§ TO DO
From the listing below, pull out all lines with "intro" in them.

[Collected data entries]
# # #
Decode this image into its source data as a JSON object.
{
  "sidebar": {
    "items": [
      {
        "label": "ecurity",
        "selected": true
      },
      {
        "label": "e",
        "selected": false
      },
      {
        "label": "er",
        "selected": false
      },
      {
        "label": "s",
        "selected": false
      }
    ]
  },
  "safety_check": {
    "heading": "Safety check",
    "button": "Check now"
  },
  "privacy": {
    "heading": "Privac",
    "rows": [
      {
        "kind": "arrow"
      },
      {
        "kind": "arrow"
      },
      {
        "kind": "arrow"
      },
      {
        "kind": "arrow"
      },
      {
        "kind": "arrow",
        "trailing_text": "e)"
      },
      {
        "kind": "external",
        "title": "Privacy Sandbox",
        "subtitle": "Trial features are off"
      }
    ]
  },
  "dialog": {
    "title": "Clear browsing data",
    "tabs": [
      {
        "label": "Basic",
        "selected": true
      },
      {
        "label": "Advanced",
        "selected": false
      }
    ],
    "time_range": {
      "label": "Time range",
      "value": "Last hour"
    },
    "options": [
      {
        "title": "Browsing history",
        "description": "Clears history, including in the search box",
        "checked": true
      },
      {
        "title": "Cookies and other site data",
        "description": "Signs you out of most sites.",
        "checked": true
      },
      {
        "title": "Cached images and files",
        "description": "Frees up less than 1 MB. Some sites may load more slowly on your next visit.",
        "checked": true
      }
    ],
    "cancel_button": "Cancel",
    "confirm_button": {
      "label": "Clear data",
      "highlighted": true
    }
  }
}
# # #
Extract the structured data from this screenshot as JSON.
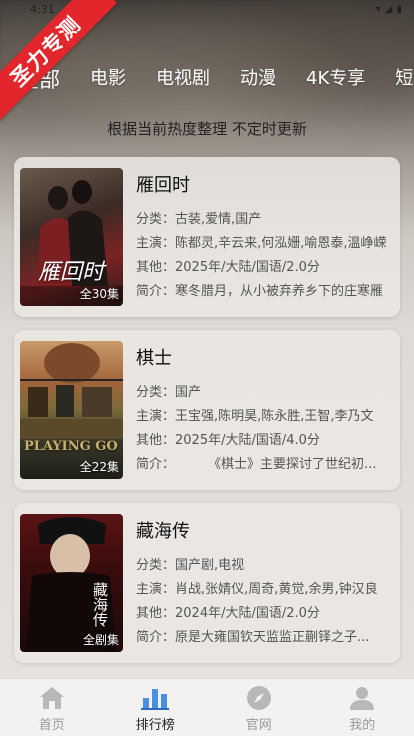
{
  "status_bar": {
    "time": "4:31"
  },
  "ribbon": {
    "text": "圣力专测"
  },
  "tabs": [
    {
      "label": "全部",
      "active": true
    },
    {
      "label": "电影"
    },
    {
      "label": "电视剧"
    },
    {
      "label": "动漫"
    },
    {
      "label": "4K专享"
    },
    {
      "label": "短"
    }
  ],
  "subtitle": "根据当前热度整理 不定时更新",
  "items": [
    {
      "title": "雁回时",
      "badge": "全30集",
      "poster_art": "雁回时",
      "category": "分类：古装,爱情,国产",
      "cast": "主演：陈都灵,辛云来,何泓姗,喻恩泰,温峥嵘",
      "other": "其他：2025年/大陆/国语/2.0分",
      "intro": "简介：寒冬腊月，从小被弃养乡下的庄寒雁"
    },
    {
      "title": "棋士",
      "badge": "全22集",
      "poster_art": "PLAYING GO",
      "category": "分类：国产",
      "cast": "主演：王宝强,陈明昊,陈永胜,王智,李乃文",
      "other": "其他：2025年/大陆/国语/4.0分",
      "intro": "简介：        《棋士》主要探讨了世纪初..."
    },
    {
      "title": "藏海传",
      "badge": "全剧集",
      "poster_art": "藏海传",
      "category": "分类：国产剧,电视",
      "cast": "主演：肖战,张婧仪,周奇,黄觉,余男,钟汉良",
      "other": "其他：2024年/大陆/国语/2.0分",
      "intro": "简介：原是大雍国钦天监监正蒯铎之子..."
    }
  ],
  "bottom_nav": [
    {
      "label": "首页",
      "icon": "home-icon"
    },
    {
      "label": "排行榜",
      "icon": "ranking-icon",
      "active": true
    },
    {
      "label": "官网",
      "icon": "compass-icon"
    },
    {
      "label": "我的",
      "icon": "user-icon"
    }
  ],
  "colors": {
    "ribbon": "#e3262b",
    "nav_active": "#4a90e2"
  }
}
# # #
§ COMPLETE OUTPUT
      "intro": "简介：寒冬腊月，从小被弃养乡下的庄寒雁"
      "intro": "简介：        《棋士》主要探讨了世纪初..."
      "intro": "简介：原是大雍国钦天监监正蒯铎之子..."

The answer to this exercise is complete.